> **提示された文章**
○ ○ ○ ○ ○ ○ ○
Financial用語

投資者保護基金、生命保険契約者保護機構【金融用語 利用者保護編】

Financial用語
投資者保護基金
概要
証券会社が破綻した時に、分別管理ができていなかった場合、投資者の保護を目的に資金援助するセーフティネット。
解説
基本的には、証券会社が破綻した場合でもその証券会社が分別保管義務を守っていれば、投資家の保護預り証券や現金はすべて投資家の元に戻せることになっています。しかし、万が一、証券会社の違法行為などで預り資産の一部または全部が返還されない場合に備えて補償する制度があり、その実施主体が投資者保護基金です。投資者保護基金による保護の範囲は、有価証券、信用取引の委託保証金、取引所取引の先物取引・オプション取引の委託証拠金などです。一方、有価証券店頭デリバティブ取引や外国市場証券先物取引に関わるものは、投資者保護基金による補償はありません。
Financial用語
生命保険契約者保護機構
概要
生命保険会社が破綻した時に、保険契約者の保護を目的に責任準備金の一定割合まで資金の不足を援助するセーフティネット。
○ ○ ○ ○ ○ ○ ○
データ項目
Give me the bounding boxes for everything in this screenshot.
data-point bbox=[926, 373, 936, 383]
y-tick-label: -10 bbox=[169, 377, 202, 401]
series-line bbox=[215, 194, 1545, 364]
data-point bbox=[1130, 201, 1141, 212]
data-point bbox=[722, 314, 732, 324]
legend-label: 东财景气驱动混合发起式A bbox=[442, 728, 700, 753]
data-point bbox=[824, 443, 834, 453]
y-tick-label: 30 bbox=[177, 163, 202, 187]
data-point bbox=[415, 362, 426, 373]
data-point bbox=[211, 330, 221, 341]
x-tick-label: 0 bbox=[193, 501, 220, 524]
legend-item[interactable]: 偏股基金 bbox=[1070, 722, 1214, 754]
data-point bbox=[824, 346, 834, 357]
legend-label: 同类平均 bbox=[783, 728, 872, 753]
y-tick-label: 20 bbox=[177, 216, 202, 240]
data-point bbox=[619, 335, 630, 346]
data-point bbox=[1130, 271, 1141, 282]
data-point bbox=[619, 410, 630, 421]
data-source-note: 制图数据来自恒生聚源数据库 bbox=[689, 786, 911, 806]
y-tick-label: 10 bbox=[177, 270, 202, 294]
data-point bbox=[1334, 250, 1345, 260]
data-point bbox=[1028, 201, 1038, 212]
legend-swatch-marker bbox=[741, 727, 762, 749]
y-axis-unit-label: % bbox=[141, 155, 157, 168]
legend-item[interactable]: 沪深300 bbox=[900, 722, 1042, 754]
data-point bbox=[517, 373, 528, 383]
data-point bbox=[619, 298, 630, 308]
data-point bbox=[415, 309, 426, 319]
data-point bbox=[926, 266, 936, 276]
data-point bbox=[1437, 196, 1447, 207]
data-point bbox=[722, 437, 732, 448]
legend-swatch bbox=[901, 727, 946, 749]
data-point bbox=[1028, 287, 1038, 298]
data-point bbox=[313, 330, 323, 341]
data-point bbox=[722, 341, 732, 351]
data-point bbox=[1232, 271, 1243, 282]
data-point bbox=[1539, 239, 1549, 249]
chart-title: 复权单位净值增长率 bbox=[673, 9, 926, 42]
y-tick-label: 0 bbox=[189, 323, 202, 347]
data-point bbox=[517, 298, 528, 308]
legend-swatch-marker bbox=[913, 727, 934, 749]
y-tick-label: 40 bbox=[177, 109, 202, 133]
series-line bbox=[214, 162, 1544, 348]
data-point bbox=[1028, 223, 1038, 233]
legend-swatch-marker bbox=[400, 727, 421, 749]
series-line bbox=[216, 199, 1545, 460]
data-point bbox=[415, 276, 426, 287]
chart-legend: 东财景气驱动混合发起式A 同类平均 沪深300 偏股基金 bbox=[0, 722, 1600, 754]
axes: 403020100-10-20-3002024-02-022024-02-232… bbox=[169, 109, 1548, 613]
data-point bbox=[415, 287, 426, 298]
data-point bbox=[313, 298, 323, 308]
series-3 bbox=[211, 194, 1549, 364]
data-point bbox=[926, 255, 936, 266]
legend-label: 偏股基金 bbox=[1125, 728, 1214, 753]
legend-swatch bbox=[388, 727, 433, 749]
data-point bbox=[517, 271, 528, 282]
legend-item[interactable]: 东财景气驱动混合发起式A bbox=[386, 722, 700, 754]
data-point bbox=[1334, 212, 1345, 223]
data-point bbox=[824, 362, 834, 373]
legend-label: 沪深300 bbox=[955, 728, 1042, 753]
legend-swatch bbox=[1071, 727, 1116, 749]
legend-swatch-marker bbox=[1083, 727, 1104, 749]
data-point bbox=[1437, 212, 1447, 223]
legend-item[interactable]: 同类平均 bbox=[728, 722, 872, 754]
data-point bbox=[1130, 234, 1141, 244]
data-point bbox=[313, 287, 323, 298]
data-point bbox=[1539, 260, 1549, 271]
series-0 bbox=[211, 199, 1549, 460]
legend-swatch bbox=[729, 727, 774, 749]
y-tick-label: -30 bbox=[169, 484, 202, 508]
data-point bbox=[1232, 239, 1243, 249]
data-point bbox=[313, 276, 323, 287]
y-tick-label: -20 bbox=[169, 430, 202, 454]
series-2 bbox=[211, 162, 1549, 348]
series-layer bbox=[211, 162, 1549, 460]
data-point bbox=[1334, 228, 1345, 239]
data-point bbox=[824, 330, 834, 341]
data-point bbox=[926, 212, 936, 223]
○ ○ ○ ○ ○ ○ ○
> **取り組む課題**
**A)** 金融用語の文章によると、投資者保護基金による補償がないのはどの取引に関わるものですか。
**B)** 金融用語の文章を、最後の文の後から引き継いで書き進めてください。

> **演習の結果**
**A)** 有価証券店頭デリバティブ取引や外国市場証券先物取引に関わるものです。

**B)**
解説
万が一、生命保険会社が破綻した場合には、通常はほかの保険会社に契約を移転するなどして、保険契約は続きます。しかし、その保険会社の資産が「責任準備金」を下回っている可能性もあります。責任準備金は、将来の保険金、年金、給付金です。保険業法に基づいて、破綻保険会社の契約を続けるために責任準備金の90%までを補償するよう援助をします(高予定利率契約についてはこの限りではない)。生命保険契約者保護機構は、この資金援助をします。援助資金の財源は生命保険会社の負担金で、保険会社の保険のような制度です。契約が引き継がれる際には、予定利率が引き下げられることもあります。もしも救済保険会社が現れなかった場合は、保護機構の子会社として契約を引き継ぐための保険会社を設立し、保険契約を引き継ぎます。